**** Exercise data ****
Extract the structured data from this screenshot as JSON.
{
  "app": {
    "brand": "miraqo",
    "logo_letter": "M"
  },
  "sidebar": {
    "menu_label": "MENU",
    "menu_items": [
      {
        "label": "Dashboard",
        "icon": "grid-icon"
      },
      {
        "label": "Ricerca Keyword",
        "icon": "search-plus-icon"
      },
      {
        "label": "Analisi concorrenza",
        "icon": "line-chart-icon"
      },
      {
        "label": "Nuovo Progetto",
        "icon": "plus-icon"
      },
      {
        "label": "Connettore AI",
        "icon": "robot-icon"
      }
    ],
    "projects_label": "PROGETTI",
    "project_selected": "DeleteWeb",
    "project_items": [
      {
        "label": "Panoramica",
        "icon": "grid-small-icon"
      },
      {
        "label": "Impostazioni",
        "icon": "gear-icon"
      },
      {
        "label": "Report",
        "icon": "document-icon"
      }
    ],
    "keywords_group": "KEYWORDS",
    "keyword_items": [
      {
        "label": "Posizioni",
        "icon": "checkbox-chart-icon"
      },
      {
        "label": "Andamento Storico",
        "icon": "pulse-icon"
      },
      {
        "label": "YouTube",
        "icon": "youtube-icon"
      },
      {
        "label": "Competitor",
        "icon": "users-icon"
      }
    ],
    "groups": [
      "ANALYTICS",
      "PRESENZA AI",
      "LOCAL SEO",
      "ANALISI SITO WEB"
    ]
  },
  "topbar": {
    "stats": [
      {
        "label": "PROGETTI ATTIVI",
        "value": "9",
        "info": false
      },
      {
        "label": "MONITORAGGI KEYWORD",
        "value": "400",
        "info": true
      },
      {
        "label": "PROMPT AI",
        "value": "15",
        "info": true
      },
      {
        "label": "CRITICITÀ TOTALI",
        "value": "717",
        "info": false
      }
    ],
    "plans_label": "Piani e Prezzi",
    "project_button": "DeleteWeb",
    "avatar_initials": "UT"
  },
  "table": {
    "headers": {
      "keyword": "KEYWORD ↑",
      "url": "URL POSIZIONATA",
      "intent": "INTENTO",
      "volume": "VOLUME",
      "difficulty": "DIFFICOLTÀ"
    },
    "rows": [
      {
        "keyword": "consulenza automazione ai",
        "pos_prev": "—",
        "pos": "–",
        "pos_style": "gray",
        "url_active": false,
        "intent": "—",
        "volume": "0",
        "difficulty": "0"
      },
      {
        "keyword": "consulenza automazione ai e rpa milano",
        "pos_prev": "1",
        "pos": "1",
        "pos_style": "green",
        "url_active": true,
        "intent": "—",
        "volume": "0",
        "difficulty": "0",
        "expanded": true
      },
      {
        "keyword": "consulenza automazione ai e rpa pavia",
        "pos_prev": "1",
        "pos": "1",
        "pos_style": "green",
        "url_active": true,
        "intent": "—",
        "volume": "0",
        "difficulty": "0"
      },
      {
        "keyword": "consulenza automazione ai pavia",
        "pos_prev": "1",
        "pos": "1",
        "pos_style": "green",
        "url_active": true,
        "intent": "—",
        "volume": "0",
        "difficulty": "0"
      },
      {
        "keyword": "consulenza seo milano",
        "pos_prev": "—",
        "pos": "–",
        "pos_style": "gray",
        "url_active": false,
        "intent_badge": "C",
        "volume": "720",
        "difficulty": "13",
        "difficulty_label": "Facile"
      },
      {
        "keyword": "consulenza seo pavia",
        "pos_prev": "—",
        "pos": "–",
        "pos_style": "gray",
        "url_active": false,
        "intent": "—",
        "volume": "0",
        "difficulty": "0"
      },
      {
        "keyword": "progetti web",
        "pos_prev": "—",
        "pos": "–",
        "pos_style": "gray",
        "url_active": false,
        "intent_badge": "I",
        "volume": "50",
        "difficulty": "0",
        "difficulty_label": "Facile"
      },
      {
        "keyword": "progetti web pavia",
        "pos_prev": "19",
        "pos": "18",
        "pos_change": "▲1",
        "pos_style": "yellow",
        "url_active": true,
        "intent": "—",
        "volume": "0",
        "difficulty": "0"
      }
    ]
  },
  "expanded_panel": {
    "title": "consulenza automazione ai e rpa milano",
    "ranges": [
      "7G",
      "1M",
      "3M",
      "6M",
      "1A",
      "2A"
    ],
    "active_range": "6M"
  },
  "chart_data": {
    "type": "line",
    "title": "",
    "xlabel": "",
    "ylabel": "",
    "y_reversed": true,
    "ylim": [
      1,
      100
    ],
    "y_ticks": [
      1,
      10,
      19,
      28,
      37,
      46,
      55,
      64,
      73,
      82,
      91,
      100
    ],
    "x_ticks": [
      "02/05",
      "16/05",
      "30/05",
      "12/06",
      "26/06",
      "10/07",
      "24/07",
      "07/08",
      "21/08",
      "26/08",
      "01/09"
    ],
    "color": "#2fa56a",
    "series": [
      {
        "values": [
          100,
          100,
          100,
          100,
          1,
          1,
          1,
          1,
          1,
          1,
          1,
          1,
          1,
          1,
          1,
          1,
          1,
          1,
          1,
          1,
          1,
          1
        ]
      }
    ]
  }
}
****
**What the exercise asks:** Give the number of lines in the listing above that contain "title", and nothing else.

**In response:** 2